[Start of Data section]

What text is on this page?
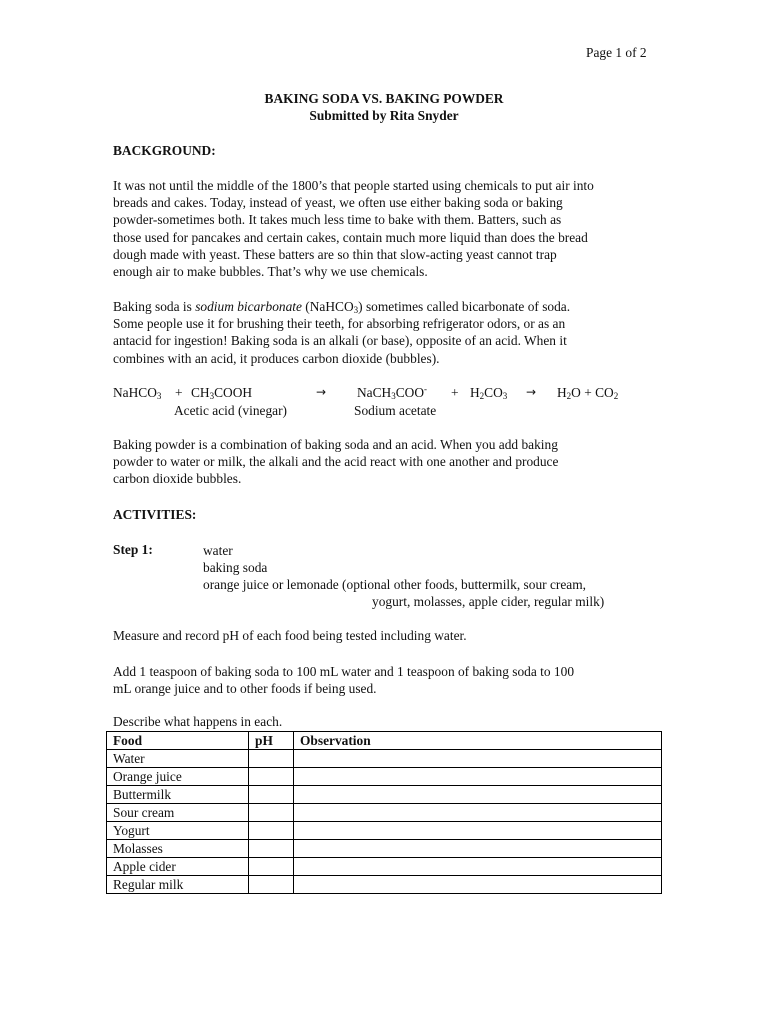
Page 1 of 2
BAKING SODA VS. BAKING POWDER
Submitted by Rita Snyder
BACKGROUND:

It was not until the middle of the 1800’s that people started using chemicals to put air into

breads and cakes. Today, instead of yeast, we often use either baking soda or baking

powder-sometimes both. It takes much less time to bake with them. Batters, such as

those used for pancakes and certain cakes, contain much more liquid than does the bread

dough made with yeast. These batters are so thin that slow-acting yeast cannot trap

enough air to make bubbles. That’s why we use chemicals.

Baking soda is sodium bicarbonate (NaHCO$_3$) sometimes called bicarbonate of soda.

Some people use it for brushing their teeth, for absorbing refrigerator odors, or as an

antacid for ingestion! Baking soda is an alkali (or base), opposite of an acid. When it

combines with an acid, it produces carbon dioxide (bubbles).

NaHCO$_3$ + $CH_3COOH$	→ NaCH$_3$COO- + $H_2CO_3 \to H_2O + CO_2$
Acetic acid (vinegar)	Sodium acetate

Baking powder is a combination of baking soda and an acid. When you add baking

powder to water or milk, the alkali and the acid react with one another and produce

carbon dioxide bubbles.

ACTIVITIES:
Step 1:	water

baking soda

orange juice or lemonade (optional other foods, buttermilk, sour cream,

yogurt, molasses, apple cider, regular milk)
Measure and record pH of each food being tested including water.

Add 1 teaspoon of baking soda to 100 mL water and 1 teaspoon of baking soda to 100

mL orange juice and to other foods if being used.

Describe what happens in each.
Food	pH	Observation
Water		
Orange juice		
Buttermilk		
Sour cream		
Yogurt		
Molasses		
Apple cider		
Regular milk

[End of Data section]

Work to be completed → From the listing above, copy every line that holds the string "When".

Answer below →
antacid for ingestion! Baking soda is an alkali (or base), opposite of an acid. When it
Baking powder is a combination of baking soda and an acid. When you add baking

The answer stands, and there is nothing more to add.